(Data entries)
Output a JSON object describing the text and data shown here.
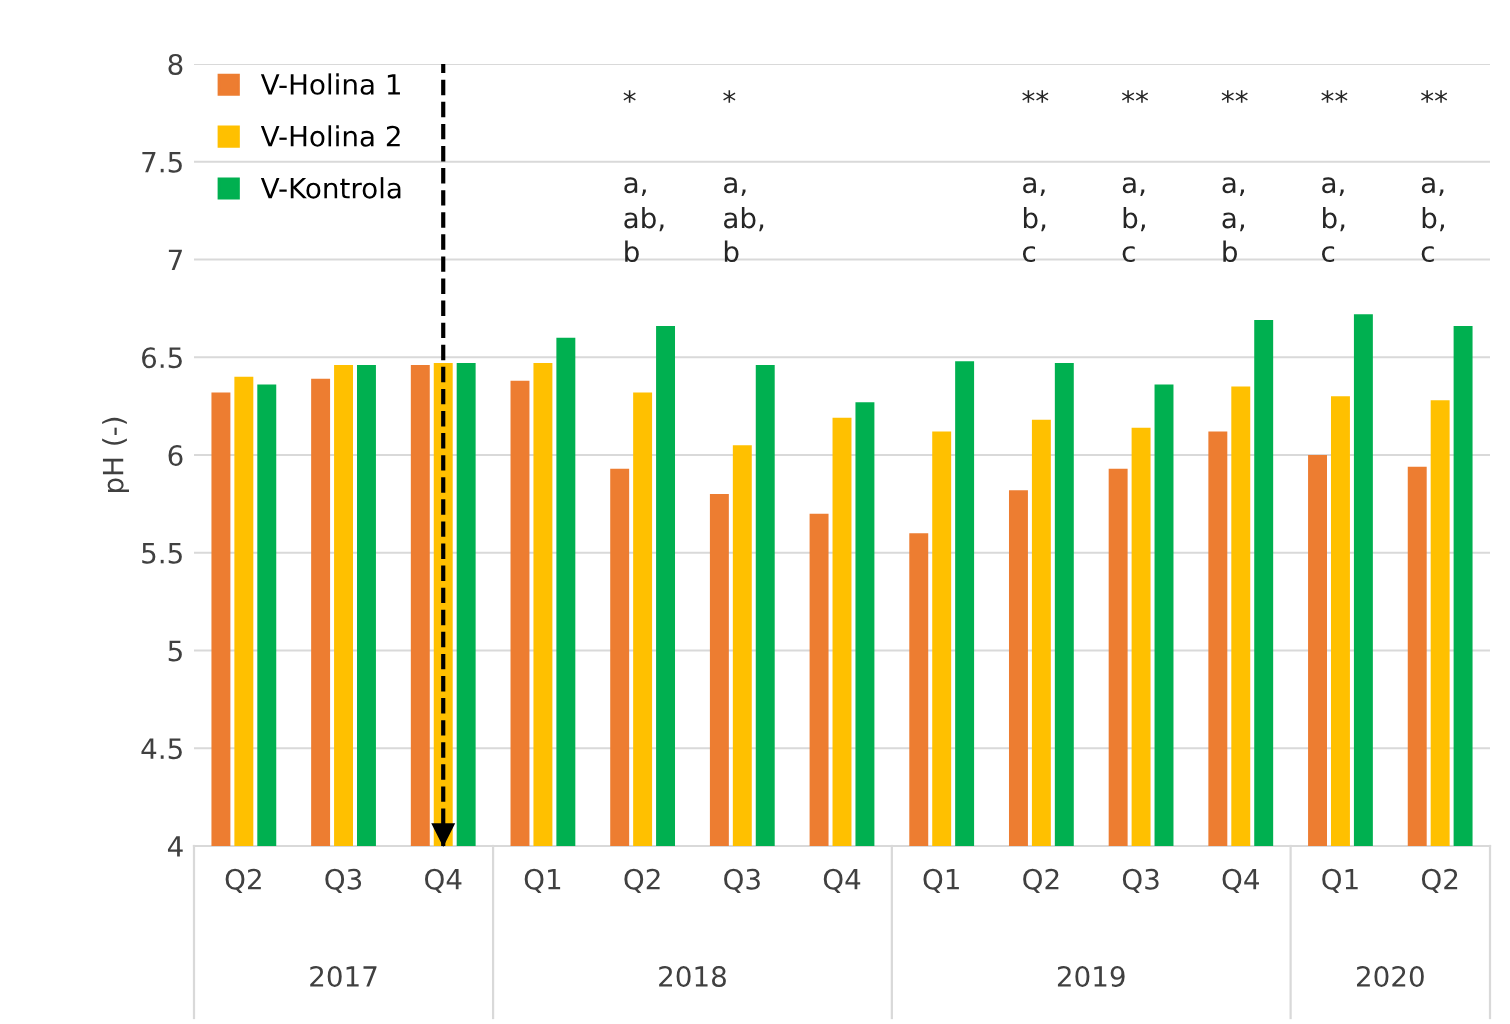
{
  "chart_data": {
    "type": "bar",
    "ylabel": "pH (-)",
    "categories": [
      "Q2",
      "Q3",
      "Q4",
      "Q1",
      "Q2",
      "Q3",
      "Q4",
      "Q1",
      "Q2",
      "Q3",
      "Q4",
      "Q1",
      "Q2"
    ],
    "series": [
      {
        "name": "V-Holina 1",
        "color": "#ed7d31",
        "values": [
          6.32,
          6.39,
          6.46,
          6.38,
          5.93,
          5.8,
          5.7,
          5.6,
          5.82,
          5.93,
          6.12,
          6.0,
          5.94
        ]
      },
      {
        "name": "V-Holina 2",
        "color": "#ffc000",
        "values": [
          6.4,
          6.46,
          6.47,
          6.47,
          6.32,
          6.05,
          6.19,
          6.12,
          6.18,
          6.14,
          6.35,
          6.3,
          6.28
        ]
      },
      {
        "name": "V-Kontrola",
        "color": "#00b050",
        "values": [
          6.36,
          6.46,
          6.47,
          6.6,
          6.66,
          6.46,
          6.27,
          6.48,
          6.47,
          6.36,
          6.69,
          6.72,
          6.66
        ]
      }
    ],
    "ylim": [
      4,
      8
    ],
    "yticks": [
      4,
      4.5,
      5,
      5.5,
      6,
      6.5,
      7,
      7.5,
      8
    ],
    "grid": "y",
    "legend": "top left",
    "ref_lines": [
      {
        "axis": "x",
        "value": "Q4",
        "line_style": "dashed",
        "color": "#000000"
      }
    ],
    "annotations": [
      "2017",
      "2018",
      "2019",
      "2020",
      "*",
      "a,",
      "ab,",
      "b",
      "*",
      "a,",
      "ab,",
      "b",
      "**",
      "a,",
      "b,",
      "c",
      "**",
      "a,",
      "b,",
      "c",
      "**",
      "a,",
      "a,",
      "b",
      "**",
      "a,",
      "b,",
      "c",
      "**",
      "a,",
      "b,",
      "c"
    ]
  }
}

--

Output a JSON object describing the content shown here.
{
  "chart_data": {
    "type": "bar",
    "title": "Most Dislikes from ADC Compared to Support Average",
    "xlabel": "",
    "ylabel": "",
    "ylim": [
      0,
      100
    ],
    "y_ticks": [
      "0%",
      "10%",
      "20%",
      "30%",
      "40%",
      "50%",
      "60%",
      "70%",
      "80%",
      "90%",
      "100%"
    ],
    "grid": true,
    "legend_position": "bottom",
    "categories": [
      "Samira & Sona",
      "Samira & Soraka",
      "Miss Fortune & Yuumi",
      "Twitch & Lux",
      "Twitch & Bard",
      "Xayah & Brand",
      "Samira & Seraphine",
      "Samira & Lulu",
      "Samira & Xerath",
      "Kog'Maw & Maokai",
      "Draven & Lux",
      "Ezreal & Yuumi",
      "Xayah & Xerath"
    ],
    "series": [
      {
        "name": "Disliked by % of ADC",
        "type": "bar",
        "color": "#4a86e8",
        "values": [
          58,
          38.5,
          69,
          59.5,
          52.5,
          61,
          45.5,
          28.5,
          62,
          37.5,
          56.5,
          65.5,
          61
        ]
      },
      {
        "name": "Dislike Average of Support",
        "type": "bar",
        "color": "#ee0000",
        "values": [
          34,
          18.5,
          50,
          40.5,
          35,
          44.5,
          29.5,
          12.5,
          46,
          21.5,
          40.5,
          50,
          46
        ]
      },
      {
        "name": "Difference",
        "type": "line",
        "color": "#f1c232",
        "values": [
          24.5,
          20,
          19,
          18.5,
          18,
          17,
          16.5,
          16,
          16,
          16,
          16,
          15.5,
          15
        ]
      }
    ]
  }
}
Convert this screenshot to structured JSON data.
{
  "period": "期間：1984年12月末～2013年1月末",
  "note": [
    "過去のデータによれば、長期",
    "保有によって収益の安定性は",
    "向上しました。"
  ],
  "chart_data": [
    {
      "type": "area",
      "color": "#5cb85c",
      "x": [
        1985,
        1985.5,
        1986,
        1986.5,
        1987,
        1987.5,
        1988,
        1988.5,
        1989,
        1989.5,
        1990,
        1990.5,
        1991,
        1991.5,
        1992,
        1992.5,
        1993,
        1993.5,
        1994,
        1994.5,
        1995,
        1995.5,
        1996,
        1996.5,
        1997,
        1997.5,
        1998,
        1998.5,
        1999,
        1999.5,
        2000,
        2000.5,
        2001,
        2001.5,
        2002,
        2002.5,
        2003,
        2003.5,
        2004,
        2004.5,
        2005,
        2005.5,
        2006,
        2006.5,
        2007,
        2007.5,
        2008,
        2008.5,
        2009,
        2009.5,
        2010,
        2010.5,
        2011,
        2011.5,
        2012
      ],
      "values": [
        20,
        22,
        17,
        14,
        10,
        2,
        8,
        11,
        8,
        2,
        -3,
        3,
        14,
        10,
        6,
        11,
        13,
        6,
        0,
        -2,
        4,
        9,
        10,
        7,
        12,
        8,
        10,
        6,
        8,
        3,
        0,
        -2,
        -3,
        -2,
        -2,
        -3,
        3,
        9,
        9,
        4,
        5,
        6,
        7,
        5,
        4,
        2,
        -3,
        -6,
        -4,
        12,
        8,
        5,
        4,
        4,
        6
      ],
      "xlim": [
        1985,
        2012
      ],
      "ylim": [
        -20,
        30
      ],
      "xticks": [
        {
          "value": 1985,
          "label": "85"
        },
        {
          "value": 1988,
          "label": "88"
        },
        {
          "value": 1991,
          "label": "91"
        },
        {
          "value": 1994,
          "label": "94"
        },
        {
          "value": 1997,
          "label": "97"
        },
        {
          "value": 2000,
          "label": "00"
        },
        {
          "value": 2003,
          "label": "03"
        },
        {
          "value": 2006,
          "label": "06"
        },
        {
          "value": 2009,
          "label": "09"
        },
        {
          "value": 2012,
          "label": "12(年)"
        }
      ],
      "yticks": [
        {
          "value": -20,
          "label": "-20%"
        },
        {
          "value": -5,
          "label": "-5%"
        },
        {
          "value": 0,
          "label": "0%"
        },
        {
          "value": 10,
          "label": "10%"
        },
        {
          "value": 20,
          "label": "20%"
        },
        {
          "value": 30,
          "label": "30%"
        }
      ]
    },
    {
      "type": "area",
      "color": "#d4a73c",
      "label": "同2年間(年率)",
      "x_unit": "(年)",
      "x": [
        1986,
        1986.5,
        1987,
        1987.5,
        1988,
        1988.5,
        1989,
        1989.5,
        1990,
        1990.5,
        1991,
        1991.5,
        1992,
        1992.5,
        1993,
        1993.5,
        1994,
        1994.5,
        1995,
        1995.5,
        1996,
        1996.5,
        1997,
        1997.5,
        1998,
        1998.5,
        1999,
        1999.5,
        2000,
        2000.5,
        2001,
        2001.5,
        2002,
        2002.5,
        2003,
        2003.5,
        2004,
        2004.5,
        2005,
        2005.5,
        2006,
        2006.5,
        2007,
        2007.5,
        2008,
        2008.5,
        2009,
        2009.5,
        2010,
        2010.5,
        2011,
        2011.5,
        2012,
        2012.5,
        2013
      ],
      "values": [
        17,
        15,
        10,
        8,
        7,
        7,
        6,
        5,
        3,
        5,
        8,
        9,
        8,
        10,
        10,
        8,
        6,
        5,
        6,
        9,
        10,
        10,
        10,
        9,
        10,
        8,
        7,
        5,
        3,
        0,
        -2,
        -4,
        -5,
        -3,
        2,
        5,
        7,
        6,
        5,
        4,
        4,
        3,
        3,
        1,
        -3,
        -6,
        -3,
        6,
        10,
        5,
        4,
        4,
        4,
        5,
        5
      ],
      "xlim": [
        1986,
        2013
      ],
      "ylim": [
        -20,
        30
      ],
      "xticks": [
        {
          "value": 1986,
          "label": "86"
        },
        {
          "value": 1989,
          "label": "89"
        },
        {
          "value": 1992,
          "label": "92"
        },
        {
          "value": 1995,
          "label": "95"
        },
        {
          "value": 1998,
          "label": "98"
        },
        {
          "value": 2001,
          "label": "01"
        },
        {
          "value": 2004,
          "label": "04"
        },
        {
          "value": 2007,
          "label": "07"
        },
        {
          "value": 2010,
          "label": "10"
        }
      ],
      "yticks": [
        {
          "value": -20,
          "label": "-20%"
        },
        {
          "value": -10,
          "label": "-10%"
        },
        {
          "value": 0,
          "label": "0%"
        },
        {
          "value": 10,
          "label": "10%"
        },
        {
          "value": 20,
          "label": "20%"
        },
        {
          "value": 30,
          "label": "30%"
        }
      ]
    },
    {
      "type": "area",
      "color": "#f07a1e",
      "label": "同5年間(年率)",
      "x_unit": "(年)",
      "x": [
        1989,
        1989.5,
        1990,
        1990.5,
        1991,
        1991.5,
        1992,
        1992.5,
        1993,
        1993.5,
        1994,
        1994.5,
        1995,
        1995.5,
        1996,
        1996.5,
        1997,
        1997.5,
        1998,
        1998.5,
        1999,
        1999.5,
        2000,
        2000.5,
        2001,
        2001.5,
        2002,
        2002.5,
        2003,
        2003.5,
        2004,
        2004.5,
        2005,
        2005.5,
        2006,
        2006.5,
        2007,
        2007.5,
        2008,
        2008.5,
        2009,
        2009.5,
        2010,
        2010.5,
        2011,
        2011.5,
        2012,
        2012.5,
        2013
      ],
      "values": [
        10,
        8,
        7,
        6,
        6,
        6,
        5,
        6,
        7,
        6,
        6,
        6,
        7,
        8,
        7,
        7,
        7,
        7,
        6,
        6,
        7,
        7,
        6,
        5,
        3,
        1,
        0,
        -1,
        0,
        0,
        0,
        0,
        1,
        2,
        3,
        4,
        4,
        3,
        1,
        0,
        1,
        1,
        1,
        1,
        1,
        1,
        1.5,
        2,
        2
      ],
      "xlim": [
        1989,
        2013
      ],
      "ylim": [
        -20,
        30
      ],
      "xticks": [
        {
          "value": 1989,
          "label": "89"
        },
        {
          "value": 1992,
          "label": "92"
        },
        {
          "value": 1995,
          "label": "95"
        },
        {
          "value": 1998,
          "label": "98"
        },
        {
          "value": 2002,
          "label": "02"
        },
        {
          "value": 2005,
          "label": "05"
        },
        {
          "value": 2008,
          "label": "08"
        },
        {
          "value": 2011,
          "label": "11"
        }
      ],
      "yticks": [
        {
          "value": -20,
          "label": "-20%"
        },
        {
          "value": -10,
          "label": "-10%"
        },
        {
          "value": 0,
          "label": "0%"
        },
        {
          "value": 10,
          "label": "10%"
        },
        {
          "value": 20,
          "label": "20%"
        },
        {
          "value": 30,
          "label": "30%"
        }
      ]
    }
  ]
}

---

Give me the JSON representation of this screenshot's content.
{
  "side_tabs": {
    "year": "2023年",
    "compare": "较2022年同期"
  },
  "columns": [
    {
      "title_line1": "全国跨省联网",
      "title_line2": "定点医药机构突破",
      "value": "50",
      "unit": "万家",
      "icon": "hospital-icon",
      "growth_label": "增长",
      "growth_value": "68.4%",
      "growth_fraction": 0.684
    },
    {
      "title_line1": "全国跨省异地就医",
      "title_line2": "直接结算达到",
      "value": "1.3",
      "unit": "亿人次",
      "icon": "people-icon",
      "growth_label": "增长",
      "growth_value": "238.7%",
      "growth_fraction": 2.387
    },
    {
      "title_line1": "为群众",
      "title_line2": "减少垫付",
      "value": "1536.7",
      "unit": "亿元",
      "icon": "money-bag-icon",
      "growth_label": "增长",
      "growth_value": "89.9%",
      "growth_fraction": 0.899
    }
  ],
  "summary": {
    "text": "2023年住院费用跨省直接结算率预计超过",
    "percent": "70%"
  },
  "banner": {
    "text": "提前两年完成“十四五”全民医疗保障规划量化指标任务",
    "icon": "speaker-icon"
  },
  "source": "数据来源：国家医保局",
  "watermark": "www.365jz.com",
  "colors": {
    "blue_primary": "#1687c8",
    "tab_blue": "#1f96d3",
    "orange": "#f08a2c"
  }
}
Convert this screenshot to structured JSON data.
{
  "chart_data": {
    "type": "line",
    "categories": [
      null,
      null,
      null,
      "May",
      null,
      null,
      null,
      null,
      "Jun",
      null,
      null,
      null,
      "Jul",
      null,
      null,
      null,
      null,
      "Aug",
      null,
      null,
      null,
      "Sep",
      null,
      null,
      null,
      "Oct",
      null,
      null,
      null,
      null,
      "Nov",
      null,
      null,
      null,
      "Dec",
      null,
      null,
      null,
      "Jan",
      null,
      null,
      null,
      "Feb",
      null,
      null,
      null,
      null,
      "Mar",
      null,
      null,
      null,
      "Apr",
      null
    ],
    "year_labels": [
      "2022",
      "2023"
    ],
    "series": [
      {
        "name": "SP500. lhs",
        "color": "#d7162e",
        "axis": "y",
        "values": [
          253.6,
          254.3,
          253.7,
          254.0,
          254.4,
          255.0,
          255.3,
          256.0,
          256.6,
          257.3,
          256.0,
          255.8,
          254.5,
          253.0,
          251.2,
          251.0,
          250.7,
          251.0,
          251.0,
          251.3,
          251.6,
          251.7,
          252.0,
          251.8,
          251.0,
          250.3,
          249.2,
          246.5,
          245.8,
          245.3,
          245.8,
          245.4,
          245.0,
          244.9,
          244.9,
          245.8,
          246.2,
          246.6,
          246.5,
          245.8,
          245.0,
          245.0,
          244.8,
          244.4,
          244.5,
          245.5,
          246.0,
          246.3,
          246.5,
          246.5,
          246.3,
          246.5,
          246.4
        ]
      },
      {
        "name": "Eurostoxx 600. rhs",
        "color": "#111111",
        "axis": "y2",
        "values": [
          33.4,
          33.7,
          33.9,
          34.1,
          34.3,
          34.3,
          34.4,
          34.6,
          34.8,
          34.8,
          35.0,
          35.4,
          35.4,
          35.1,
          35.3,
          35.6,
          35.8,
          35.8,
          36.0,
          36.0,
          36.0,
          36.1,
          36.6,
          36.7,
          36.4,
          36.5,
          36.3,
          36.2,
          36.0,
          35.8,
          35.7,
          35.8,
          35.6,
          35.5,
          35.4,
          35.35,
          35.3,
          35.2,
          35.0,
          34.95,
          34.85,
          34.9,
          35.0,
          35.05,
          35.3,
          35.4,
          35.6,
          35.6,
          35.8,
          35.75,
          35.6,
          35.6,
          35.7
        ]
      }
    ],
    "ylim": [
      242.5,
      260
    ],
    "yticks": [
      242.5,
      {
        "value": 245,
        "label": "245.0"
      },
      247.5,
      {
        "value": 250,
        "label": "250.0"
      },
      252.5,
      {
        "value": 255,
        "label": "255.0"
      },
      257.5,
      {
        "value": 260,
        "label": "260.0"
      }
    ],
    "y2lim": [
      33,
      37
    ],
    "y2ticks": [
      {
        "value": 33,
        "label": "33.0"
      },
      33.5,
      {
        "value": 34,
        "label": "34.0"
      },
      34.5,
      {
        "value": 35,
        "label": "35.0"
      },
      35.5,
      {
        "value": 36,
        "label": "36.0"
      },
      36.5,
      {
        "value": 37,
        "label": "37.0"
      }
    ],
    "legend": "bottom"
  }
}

• Exercise requirements
Gather all lines from the records above in which "Output" appears.

• Written response
Output a JSON object describing the text and data shown here.
Output a JSON object describing the content shown here.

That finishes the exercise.